Start of Input
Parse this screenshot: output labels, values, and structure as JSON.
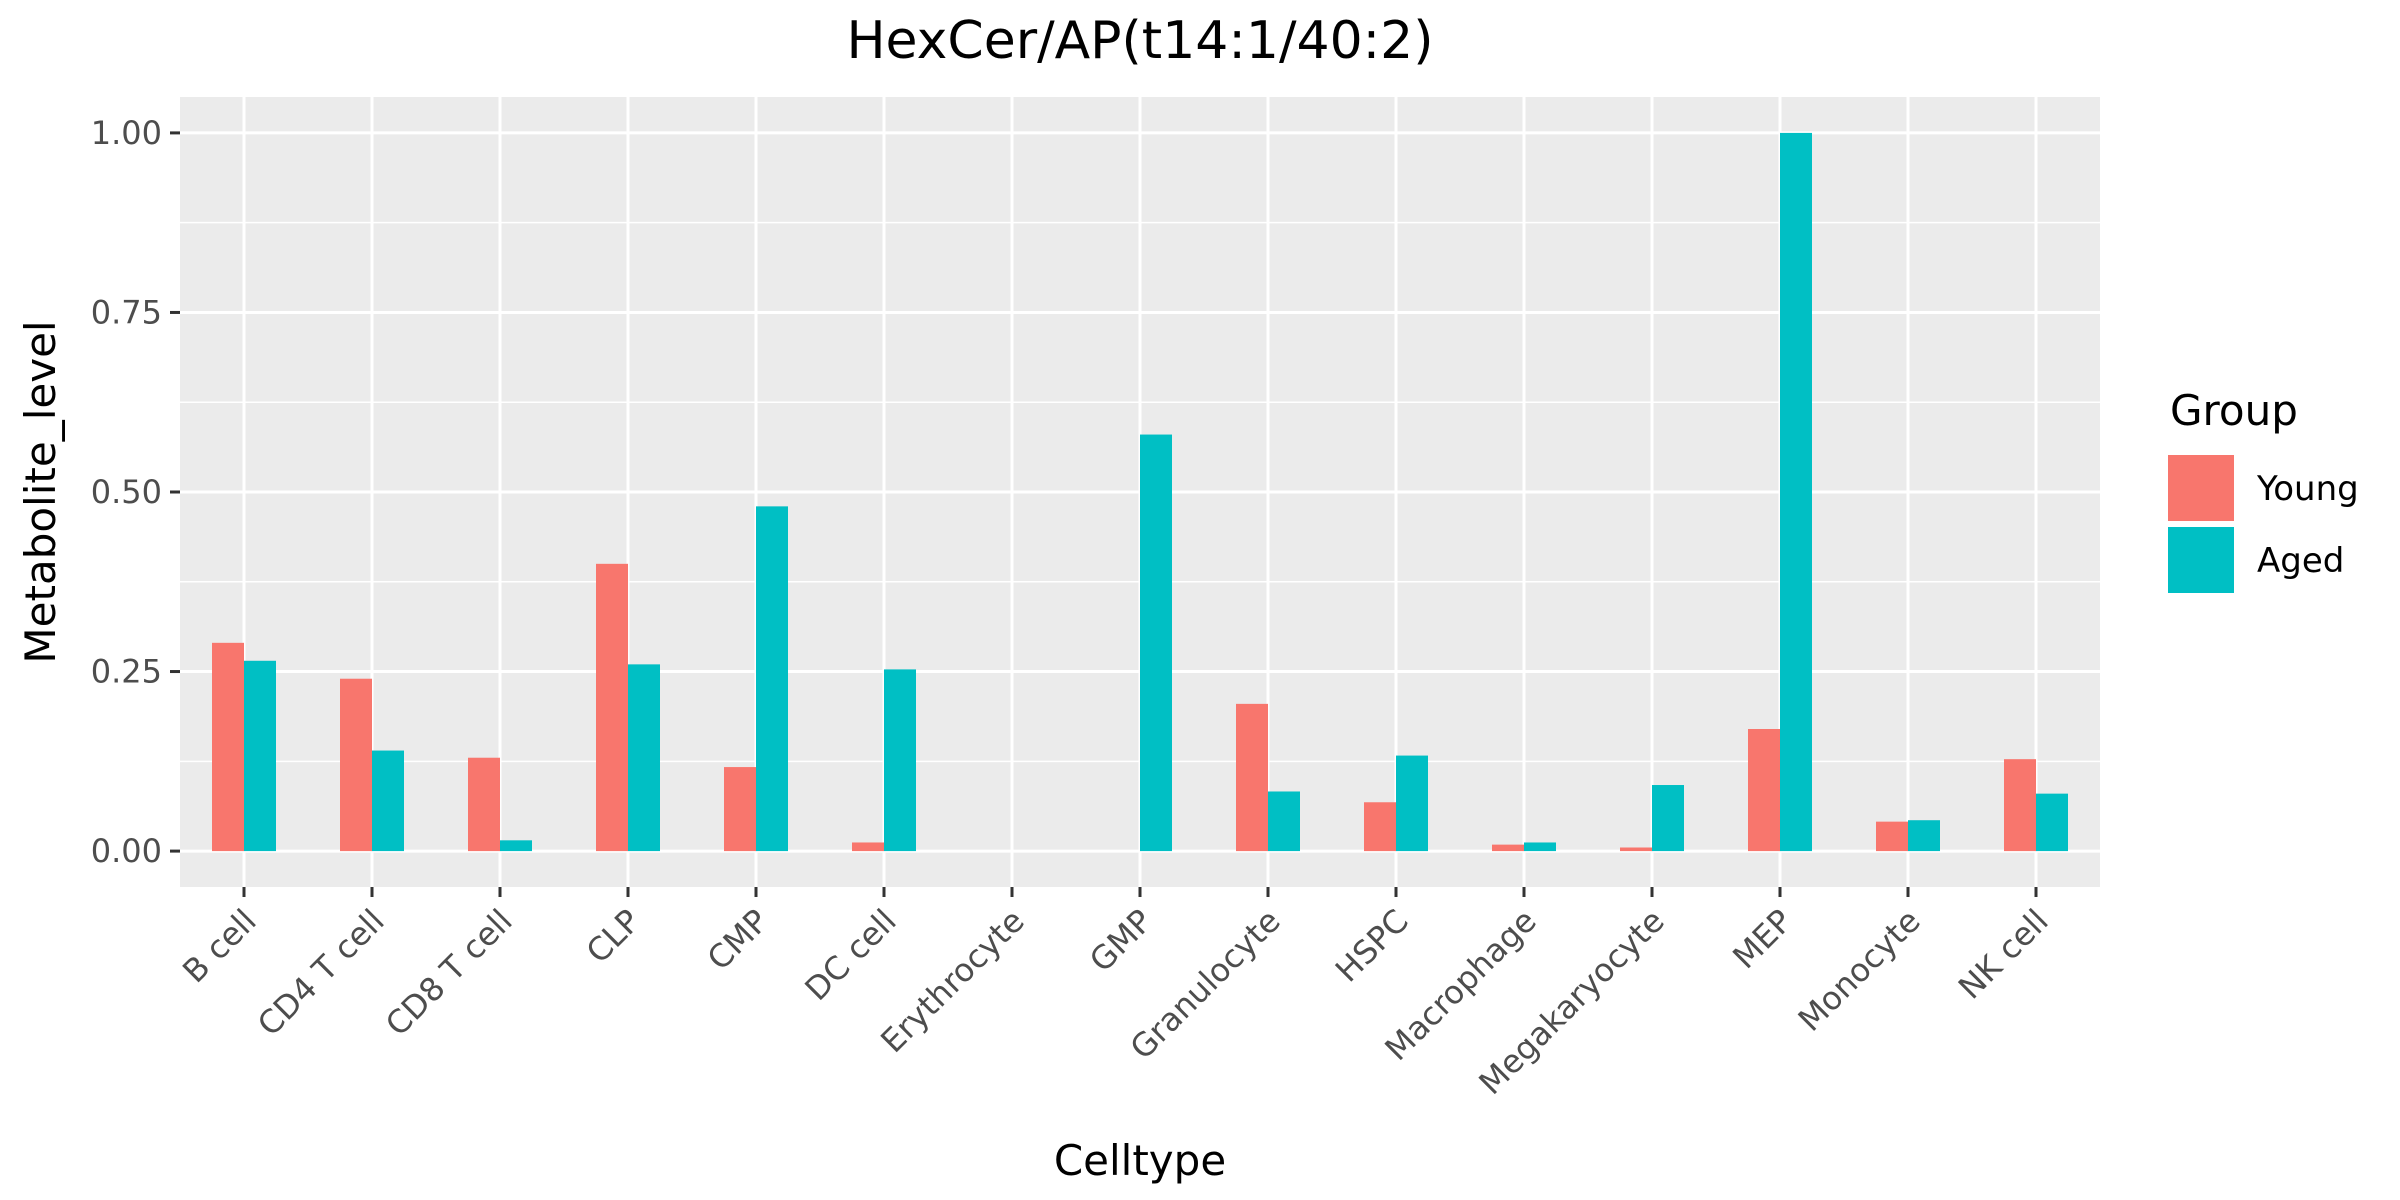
{
  "chart_data": {
    "type": "bar",
    "title": "HexCer/AP(t14:1/40:2)",
    "xlabel": "Celltype",
    "ylabel": "Metabolite_level",
    "ylim": [
      -0.05,
      1.05
    ],
    "y_ticks": [
      {
        "value": 0.0,
        "label": "0.00"
      },
      {
        "value": 0.25,
        "label": "0.25"
      },
      {
        "value": 0.5,
        "label": "0.50"
      },
      {
        "value": 0.75,
        "label": "0.75"
      },
      {
        "value": 1.0,
        "label": "1.00"
      }
    ],
    "grid": true,
    "legend_position": "right",
    "legend_title": "Group",
    "categories": [
      "B cell",
      "CD4 T cell",
      "CD8 T cell",
      "CLP",
      "CMP",
      "DC cell",
      "Erythrocyte",
      "GMP",
      "Granulocyte",
      "HSPC",
      "Macrophage",
      "Megakaryocyte",
      "MEP",
      "Monocyte",
      "NK cell"
    ],
    "series": [
      {
        "name": "Young",
        "color": "#F8766D",
        "values": [
          0.29,
          0.24,
          0.13,
          0.4,
          0.117,
          0.012,
          0.0,
          0.0,
          0.205,
          0.068,
          0.009,
          0.005,
          0.17,
          0.041,
          0.128
        ]
      },
      {
        "name": "Aged",
        "color": "#00BFC4",
        "values": [
          0.265,
          0.14,
          0.015,
          0.26,
          0.48,
          0.253,
          0.0,
          0.58,
          0.083,
          0.133,
          0.012,
          0.092,
          1.0,
          0.043,
          0.08
        ]
      }
    ],
    "panel_color": "#EBEBEB",
    "grid_color": "#FFFFFF"
  }
}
End of Input
▶ **Problem statement**: Print each of the records above exactly as written, leaving no picture in the copy.

▶ **Answer below**:
Parse this screenshot: output labels, values, and structure as JSON.
{
  "chart_data": {
    "type": "bar",
    "title": "HexCer/AP(t14:1/40:2)",
    "xlabel": "Celltype",
    "ylabel": "Metabolite_level",
    "ylim": [
      -0.05,
      1.05
    ],
    "y_ticks": [
      {
        "value": 0.0,
        "label": "0.00"
      },
      {
        "value": 0.25,
        "label": "0.25"
      },
      {
        "value": 0.5,
        "label": "0.50"
      },
      {
        "value": 0.75,
        "label": "0.75"
      },
      {
        "value": 1.0,
        "label": "1.00"
      }
    ],
    "grid": true,
    "legend_position": "right",
    "legend_title": "Group",
    "categories": [
      "B cell",
      "CD4 T cell",
      "CD8 T cell",
      "CLP",
      "CMP",
      "DC cell",
      "Erythrocyte",
      "GMP",
      "Granulocyte",
      "HSPC",
      "Macrophage",
      "Megakaryocyte",
      "MEP",
      "Monocyte",
      "NK cell"
    ],
    "series": [
      {
        "name": "Young",
        "color": "#F8766D",
        "values": [
          0.29,
          0.24,
          0.13,
          0.4,
          0.117,
          0.012,
          0.0,
          0.0,
          0.205,
          0.068,
          0.009,
          0.005,
          0.17,
          0.041,
          0.128
        ]
      },
      {
        "name": "Aged",
        "color": "#00BFC4",
        "values": [
          0.265,
          0.14,
          0.015,
          0.26,
          0.48,
          0.253,
          0.0,
          0.58,
          0.083,
          0.133,
          0.012,
          0.092,
          1.0,
          0.043,
          0.08
        ]
      }
    ],
    "panel_color": "#EBEBEB",
    "grid_color": "#FFFFFF"
  }
}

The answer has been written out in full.